Dataset items
- - - - -
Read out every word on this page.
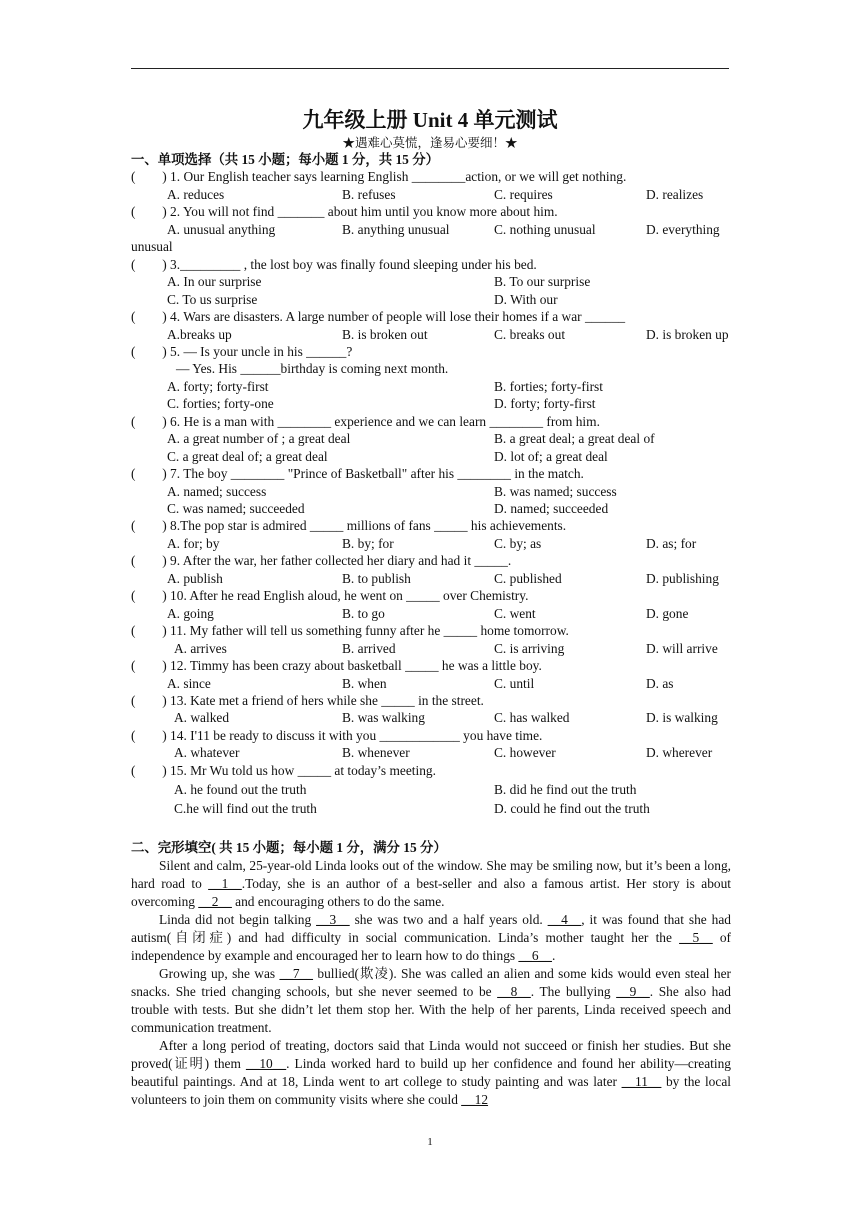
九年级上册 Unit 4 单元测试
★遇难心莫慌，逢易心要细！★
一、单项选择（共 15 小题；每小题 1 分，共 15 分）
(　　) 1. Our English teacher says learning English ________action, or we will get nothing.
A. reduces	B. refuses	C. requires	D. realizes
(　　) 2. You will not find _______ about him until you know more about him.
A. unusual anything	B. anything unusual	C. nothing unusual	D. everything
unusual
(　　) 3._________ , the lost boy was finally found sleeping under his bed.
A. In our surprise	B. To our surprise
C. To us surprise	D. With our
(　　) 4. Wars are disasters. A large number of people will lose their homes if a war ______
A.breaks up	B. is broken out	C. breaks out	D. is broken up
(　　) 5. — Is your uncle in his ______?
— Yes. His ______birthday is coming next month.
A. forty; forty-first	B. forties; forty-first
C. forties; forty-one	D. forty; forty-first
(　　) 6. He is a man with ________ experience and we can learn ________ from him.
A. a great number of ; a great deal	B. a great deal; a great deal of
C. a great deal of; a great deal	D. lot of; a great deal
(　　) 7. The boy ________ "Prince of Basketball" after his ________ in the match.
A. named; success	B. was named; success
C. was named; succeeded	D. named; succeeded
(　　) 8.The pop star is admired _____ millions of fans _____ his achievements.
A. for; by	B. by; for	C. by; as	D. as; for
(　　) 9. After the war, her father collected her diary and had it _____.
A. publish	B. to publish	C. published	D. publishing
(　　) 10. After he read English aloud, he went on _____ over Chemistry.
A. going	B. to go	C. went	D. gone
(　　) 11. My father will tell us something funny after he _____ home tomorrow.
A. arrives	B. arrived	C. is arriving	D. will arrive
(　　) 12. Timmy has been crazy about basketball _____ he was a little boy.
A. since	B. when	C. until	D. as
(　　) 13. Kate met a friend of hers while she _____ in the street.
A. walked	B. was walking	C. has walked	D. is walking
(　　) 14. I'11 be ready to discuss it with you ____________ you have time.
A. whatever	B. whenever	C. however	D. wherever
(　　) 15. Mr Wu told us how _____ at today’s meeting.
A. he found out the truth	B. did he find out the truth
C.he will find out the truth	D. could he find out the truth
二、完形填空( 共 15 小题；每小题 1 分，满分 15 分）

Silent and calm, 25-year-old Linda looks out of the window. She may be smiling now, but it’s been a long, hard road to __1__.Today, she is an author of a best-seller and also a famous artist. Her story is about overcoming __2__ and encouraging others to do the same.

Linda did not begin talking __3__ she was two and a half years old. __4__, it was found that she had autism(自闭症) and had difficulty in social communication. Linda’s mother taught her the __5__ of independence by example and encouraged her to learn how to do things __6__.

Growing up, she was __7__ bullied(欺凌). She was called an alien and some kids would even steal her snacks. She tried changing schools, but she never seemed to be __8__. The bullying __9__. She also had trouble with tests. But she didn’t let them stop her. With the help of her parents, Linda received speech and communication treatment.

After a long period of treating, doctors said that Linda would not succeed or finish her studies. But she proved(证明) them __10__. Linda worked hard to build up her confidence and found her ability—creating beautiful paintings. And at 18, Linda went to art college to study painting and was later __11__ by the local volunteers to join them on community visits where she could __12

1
- - - - -
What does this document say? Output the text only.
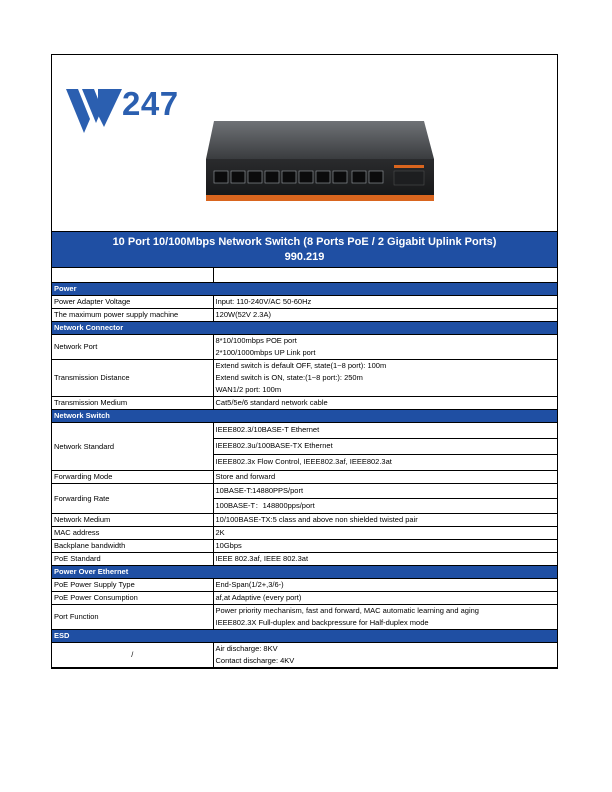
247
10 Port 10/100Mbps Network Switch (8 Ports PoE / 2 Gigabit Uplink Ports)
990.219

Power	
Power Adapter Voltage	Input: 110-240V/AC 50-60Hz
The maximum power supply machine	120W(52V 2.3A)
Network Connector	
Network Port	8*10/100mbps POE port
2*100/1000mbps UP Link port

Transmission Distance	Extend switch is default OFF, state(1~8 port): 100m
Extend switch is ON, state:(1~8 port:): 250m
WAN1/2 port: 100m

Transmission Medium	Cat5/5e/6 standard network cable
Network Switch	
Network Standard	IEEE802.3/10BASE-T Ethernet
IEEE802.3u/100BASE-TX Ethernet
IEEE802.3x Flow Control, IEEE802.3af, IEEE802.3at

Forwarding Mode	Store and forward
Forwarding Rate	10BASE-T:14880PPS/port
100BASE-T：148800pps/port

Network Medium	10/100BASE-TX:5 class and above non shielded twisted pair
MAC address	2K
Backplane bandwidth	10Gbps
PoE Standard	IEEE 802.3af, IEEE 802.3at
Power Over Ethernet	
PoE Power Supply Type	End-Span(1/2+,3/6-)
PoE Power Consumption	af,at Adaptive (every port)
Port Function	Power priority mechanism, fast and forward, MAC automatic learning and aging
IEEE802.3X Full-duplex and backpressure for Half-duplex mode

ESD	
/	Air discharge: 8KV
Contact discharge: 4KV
- - - - -
● Given task: Which lines contain "communication"? Show each of them.

● Finished task:
Linda did not begin talking __3__ she was two and a half years old. __4__, it was found that she had autism(自闭症) and had difficulty in social communication. Linda’s mother taught her the __5__ of independence by example and encouraged her to learn how to do things __6__.
Growing up, she was __7__ bullied(欺凌). She was called an alien and some kids would even steal her snacks. She tried changing schools, but she never seemed to be __8__. The bullying __9__. She also had trouble with tests. But she didn’t let them stop her. With the help of her parents, Linda received speech and communication treatment.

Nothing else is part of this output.